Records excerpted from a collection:
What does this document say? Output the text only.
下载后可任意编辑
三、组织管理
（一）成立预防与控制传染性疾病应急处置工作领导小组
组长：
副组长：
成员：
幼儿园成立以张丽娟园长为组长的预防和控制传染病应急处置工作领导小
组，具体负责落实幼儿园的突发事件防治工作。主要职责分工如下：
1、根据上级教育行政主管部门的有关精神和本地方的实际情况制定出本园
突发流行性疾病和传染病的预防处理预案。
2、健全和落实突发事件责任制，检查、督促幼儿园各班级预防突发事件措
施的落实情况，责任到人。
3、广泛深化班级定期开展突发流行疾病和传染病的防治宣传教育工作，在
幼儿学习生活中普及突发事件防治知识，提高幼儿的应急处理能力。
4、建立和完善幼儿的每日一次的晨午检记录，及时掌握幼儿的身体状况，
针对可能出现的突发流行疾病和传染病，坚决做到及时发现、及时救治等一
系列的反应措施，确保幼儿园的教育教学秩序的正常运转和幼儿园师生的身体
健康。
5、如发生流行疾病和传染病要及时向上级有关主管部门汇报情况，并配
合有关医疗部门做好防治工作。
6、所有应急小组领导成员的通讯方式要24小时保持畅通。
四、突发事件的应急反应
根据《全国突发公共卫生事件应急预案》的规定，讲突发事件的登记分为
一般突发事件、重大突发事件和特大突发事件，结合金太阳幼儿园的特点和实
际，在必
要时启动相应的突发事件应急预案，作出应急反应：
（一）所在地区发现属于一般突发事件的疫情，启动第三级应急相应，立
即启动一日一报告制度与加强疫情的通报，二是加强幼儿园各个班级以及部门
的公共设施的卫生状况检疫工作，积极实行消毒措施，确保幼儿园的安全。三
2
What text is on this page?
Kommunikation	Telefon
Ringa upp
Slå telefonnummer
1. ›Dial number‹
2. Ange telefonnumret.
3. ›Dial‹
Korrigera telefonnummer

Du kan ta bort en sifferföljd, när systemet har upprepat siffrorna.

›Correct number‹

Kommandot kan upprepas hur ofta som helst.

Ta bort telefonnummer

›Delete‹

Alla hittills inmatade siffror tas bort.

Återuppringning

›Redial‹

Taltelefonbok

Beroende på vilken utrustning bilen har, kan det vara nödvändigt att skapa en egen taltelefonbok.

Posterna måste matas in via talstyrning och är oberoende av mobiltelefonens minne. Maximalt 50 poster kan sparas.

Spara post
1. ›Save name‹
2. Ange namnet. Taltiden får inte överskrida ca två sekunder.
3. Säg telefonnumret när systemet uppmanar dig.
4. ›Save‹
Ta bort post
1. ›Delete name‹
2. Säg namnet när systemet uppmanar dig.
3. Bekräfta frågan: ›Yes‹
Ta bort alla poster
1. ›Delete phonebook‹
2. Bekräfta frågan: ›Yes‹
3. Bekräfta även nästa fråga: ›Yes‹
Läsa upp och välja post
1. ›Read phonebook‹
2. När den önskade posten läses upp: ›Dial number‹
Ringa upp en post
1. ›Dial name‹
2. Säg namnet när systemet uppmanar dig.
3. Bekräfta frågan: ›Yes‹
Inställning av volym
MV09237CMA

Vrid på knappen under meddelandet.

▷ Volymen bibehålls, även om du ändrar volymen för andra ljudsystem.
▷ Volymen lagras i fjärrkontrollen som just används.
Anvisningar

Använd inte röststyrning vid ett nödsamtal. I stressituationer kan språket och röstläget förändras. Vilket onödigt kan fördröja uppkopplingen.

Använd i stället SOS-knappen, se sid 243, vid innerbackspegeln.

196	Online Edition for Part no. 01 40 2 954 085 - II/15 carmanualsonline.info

EXERCISE OBJECTIVE
Using the records above, copy every line that has the word "number" in it.

ANSWER
1. ›Dial number‹
›Correct number‹
2. När den önskade posten läses upp: ›Dial number‹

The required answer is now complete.